--- BEGIN ---

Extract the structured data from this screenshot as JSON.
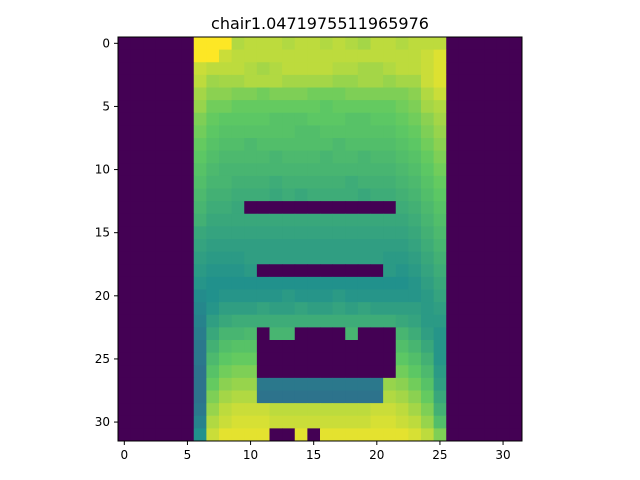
{
  "title": "chair1.0471975511965976",
  "chart_data": {
    "type": "heatmap",
    "title": "chair1.0471975511965976",
    "xlabel": "",
    "ylabel": "",
    "rows": 32,
    "cols": 32,
    "x_ticks": [
      0,
      5,
      10,
      15,
      20,
      25,
      30
    ],
    "y_ticks": [
      0,
      5,
      10,
      15,
      20,
      25,
      30
    ],
    "xlim": [
      -0.5,
      31.5
    ],
    "ylim": [
      31.5,
      -0.5
    ],
    "colormap": "viridis",
    "value_range": [
      0,
      1
    ],
    "grid": false,
    "values": [
      [
        0,
        0,
        0,
        0,
        0,
        0,
        1,
        1,
        1,
        0.88,
        0.9,
        0.9,
        0.9,
        0.88,
        0.9,
        0.9,
        0.88,
        0.9,
        0.88,
        0.86,
        0.9,
        0.9,
        0.88,
        0.9,
        0.9,
        0.9,
        0,
        0,
        0,
        0,
        0,
        0
      ],
      [
        0,
        0,
        0,
        0,
        0,
        0,
        1,
        1,
        0.92,
        0.9,
        0.9,
        0.9,
        0.9,
        0.9,
        0.9,
        0.9,
        0.9,
        0.9,
        0.9,
        0.9,
        0.9,
        0.9,
        0.9,
        0.9,
        0.92,
        0.95,
        0,
        0,
        0,
        0,
        0,
        0
      ],
      [
        0,
        0,
        0,
        0,
        0,
        0,
        0.92,
        0.9,
        0.9,
        0.9,
        0.88,
        0.86,
        0.88,
        0.9,
        0.9,
        0.9,
        0.9,
        0.88,
        0.88,
        0.86,
        0.86,
        0.88,
        0.9,
        0.9,
        0.92,
        0.95,
        0,
        0,
        0,
        0,
        0,
        0
      ],
      [
        0,
        0,
        0,
        0,
        0,
        0,
        0.9,
        0.85,
        0.86,
        0.86,
        0.88,
        0.88,
        0.88,
        0.86,
        0.86,
        0.86,
        0.86,
        0.84,
        0.84,
        0.86,
        0.86,
        0.84,
        0.86,
        0.86,
        0.92,
        0.95,
        0,
        0,
        0,
        0,
        0,
        0
      ],
      [
        0,
        0,
        0,
        0,
        0,
        0,
        0.86,
        0.82,
        0.82,
        0.8,
        0.8,
        0.78,
        0.8,
        0.8,
        0.8,
        0.78,
        0.78,
        0.78,
        0.8,
        0.8,
        0.8,
        0.8,
        0.8,
        0.82,
        0.88,
        0.92,
        0,
        0,
        0,
        0,
        0,
        0
      ],
      [
        0,
        0,
        0,
        0,
        0,
        0,
        0.84,
        0.78,
        0.78,
        0.76,
        0.76,
        0.76,
        0.76,
        0.76,
        0.76,
        0.76,
        0.74,
        0.76,
        0.76,
        0.76,
        0.76,
        0.76,
        0.78,
        0.8,
        0.86,
        0.88,
        0,
        0,
        0,
        0,
        0,
        0
      ],
      [
        0,
        0,
        0,
        0,
        0,
        0,
        0.8,
        0.76,
        0.74,
        0.74,
        0.74,
        0.74,
        0.72,
        0.72,
        0.72,
        0.74,
        0.74,
        0.74,
        0.72,
        0.72,
        0.74,
        0.74,
        0.76,
        0.78,
        0.82,
        0.86,
        0,
        0,
        0,
        0,
        0,
        0
      ],
      [
        0,
        0,
        0,
        0,
        0,
        0,
        0.78,
        0.74,
        0.72,
        0.72,
        0.72,
        0.72,
        0.72,
        0.72,
        0.7,
        0.7,
        0.72,
        0.72,
        0.72,
        0.72,
        0.72,
        0.72,
        0.74,
        0.76,
        0.8,
        0.84,
        0,
        0,
        0,
        0,
        0,
        0
      ],
      [
        0,
        0,
        0,
        0,
        0,
        0,
        0.76,
        0.72,
        0.7,
        0.7,
        0.68,
        0.7,
        0.7,
        0.7,
        0.7,
        0.7,
        0.7,
        0.68,
        0.7,
        0.7,
        0.7,
        0.7,
        0.72,
        0.74,
        0.78,
        0.82,
        0,
        0,
        0,
        0,
        0,
        0
      ],
      [
        0,
        0,
        0,
        0,
        0,
        0,
        0.74,
        0.7,
        0.68,
        0.68,
        0.68,
        0.68,
        0.66,
        0.68,
        0.68,
        0.68,
        0.66,
        0.68,
        0.68,
        0.66,
        0.68,
        0.68,
        0.7,
        0.72,
        0.76,
        0.8,
        0,
        0,
        0,
        0,
        0,
        0
      ],
      [
        0,
        0,
        0,
        0,
        0,
        0,
        0.72,
        0.68,
        0.66,
        0.66,
        0.66,
        0.66,
        0.66,
        0.66,
        0.66,
        0.66,
        0.66,
        0.66,
        0.66,
        0.66,
        0.66,
        0.66,
        0.68,
        0.7,
        0.74,
        0.78,
        0,
        0,
        0,
        0,
        0,
        0
      ],
      [
        0,
        0,
        0,
        0,
        0,
        0,
        0.7,
        0.66,
        0.66,
        0.64,
        0.64,
        0.64,
        0.62,
        0.64,
        0.64,
        0.64,
        0.64,
        0.64,
        0.62,
        0.64,
        0.64,
        0.64,
        0.66,
        0.68,
        0.72,
        0.76,
        0,
        0,
        0,
        0,
        0,
        0
      ],
      [
        0,
        0,
        0,
        0,
        0,
        0,
        0.68,
        0.64,
        0.64,
        0.62,
        0.62,
        0.62,
        0.6,
        0.62,
        0.6,
        0.62,
        0.62,
        0.62,
        0.62,
        0.6,
        0.62,
        0.62,
        0.64,
        0.66,
        0.7,
        0.74,
        0,
        0,
        0,
        0,
        0,
        0
      ],
      [
        0,
        0,
        0,
        0,
        0,
        0,
        0.66,
        0.62,
        0.62,
        0.6,
        0,
        0,
        0,
        0,
        0,
        0,
        0,
        0,
        0,
        0,
        0,
        0,
        0.62,
        0.64,
        0.68,
        0.72,
        0,
        0,
        0,
        0,
        0,
        0
      ],
      [
        0,
        0,
        0,
        0,
        0,
        0,
        0.64,
        0.6,
        0.6,
        0.6,
        0.6,
        0.6,
        0.6,
        0.6,
        0.6,
        0.6,
        0.6,
        0.6,
        0.6,
        0.6,
        0.6,
        0.6,
        0.6,
        0.62,
        0.66,
        0.7,
        0,
        0,
        0,
        0,
        0,
        0
      ],
      [
        0,
        0,
        0,
        0,
        0,
        0,
        0.6,
        0.58,
        0.58,
        0.58,
        0.58,
        0.58,
        0.58,
        0.58,
        0.58,
        0.58,
        0.58,
        0.58,
        0.58,
        0.58,
        0.58,
        0.58,
        0.58,
        0.6,
        0.64,
        0.68,
        0,
        0,
        0,
        0,
        0,
        0
      ],
      [
        0,
        0,
        0,
        0,
        0,
        0,
        0.58,
        0.56,
        0.56,
        0.56,
        0.56,
        0.56,
        0.56,
        0.56,
        0.56,
        0.56,
        0.56,
        0.56,
        0.56,
        0.56,
        0.56,
        0.56,
        0.56,
        0.58,
        0.62,
        0.66,
        0,
        0,
        0,
        0,
        0,
        0
      ],
      [
        0,
        0,
        0,
        0,
        0,
        0,
        0.56,
        0.54,
        0.54,
        0.54,
        0.56,
        0.56,
        0.56,
        0.56,
        0.56,
        0.56,
        0.56,
        0.56,
        0.56,
        0.56,
        0.56,
        0.54,
        0.54,
        0.56,
        0.6,
        0.64,
        0,
        0,
        0,
        0,
        0,
        0
      ],
      [
        0,
        0,
        0,
        0,
        0,
        0,
        0.54,
        0.52,
        0.52,
        0.52,
        0.54,
        0,
        0,
        0,
        0,
        0,
        0,
        0,
        0,
        0,
        0,
        0.54,
        0.52,
        0.54,
        0.58,
        0.62,
        0,
        0,
        0,
        0,
        0,
        0
      ],
      [
        0,
        0,
        0,
        0,
        0,
        0,
        0.52,
        0.5,
        0.5,
        0.5,
        0.5,
        0.5,
        0.5,
        0.5,
        0.5,
        0.5,
        0.5,
        0.5,
        0.5,
        0.5,
        0.5,
        0.5,
        0.5,
        0.52,
        0.56,
        0.6,
        0,
        0,
        0,
        0,
        0,
        0
      ],
      [
        0,
        0,
        0,
        0,
        0,
        0,
        0.48,
        0.5,
        0.52,
        0.52,
        0.52,
        0.52,
        0.52,
        0.54,
        0.52,
        0.52,
        0.52,
        0.54,
        0.52,
        0.52,
        0.52,
        0.52,
        0.52,
        0.52,
        0.54,
        0.58,
        0,
        0,
        0,
        0,
        0,
        0
      ],
      [
        0,
        0,
        0,
        0,
        0,
        0,
        0.46,
        0.52,
        0.56,
        0.56,
        0.56,
        0.58,
        0.56,
        0.56,
        0.58,
        0.56,
        0.56,
        0.58,
        0.56,
        0.58,
        0.56,
        0.56,
        0.56,
        0.56,
        0.54,
        0.56,
        0,
        0,
        0,
        0,
        0,
        0
      ],
      [
        0,
        0,
        0,
        0,
        0,
        0,
        0.44,
        0.56,
        0.6,
        0.62,
        0.62,
        0.62,
        0.62,
        0.62,
        0.62,
        0.62,
        0.62,
        0.62,
        0.62,
        0.62,
        0.62,
        0.62,
        0.6,
        0.58,
        0.54,
        0.54,
        0,
        0,
        0,
        0,
        0,
        0
      ],
      [
        0,
        0,
        0,
        0,
        0,
        0,
        0.42,
        0.6,
        0.66,
        0.66,
        0.68,
        0,
        0.66,
        0.66,
        0,
        0,
        0,
        0,
        0.66,
        0,
        0,
        0,
        0.66,
        0.62,
        0.56,
        0.52,
        0,
        0,
        0,
        0,
        0,
        0
      ],
      [
        0,
        0,
        0,
        0,
        0,
        0,
        0.4,
        0.64,
        0.7,
        0.72,
        0.72,
        0,
        0,
        0,
        0,
        0,
        0,
        0,
        0,
        0,
        0,
        0,
        0.7,
        0.66,
        0.6,
        0.52,
        0,
        0,
        0,
        0,
        0,
        0
      ],
      [
        0,
        0,
        0,
        0,
        0,
        0,
        0.4,
        0.68,
        0.74,
        0.76,
        0.76,
        0,
        0,
        0,
        0,
        0,
        0,
        0,
        0,
        0,
        0,
        0,
        0.74,
        0.7,
        0.64,
        0.52,
        0,
        0,
        0,
        0,
        0,
        0
      ],
      [
        0,
        0,
        0,
        0,
        0,
        0,
        0.38,
        0.72,
        0.78,
        0.8,
        0.8,
        0,
        0,
        0,
        0,
        0,
        0,
        0,
        0,
        0,
        0,
        0,
        0.78,
        0.74,
        0.68,
        0.54,
        0,
        0,
        0,
        0,
        0,
        0
      ],
      [
        0,
        0,
        0,
        0,
        0,
        0,
        0.38,
        0.76,
        0.82,
        0.84,
        0.84,
        0.4,
        0.4,
        0.4,
        0.4,
        0.4,
        0.4,
        0.4,
        0.4,
        0.4,
        0.4,
        0.84,
        0.82,
        0.78,
        0.72,
        0.56,
        0,
        0,
        0,
        0,
        0,
        0
      ],
      [
        0,
        0,
        0,
        0,
        0,
        0,
        0.38,
        0.8,
        0.86,
        0.88,
        0.88,
        0.38,
        0.38,
        0.38,
        0.38,
        0.38,
        0.38,
        0.38,
        0.38,
        0.38,
        0.38,
        0.88,
        0.86,
        0.82,
        0.76,
        0.6,
        0,
        0,
        0,
        0,
        0,
        0
      ],
      [
        0,
        0,
        0,
        0,
        0,
        0,
        0.4,
        0.84,
        0.9,
        0.92,
        0.92,
        0.92,
        0.9,
        0.9,
        0.9,
        0.9,
        0.9,
        0.9,
        0.9,
        0.9,
        0.92,
        0.92,
        0.9,
        0.86,
        0.8,
        0.64,
        0,
        0,
        0,
        0,
        0,
        0
      ],
      [
        0,
        0,
        0,
        0,
        0,
        0,
        0.44,
        0.88,
        0.92,
        0.94,
        0.94,
        0.94,
        0.92,
        0.92,
        0.92,
        0.92,
        0.92,
        0.92,
        0.92,
        0.92,
        0.94,
        0.94,
        0.92,
        0.9,
        0.84,
        0.7,
        0,
        0,
        0,
        0,
        0,
        0
      ],
      [
        0,
        0,
        0,
        0,
        0,
        0,
        0.5,
        0.92,
        0.96,
        0.96,
        0.96,
        0.96,
        0,
        0,
        0.96,
        0,
        0.96,
        0.96,
        0.96,
        0.96,
        0.96,
        0.96,
        0.96,
        0.94,
        0.9,
        0.8,
        0,
        0,
        0,
        0,
        0,
        0
      ]
    ]
  }
}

--- END ---

(Exercise description): Select all lines in the listing that include the word "title".

(Worked solution):
  "title": "chair1.0471975511965976",
    "title": "chair1.0471975511965976",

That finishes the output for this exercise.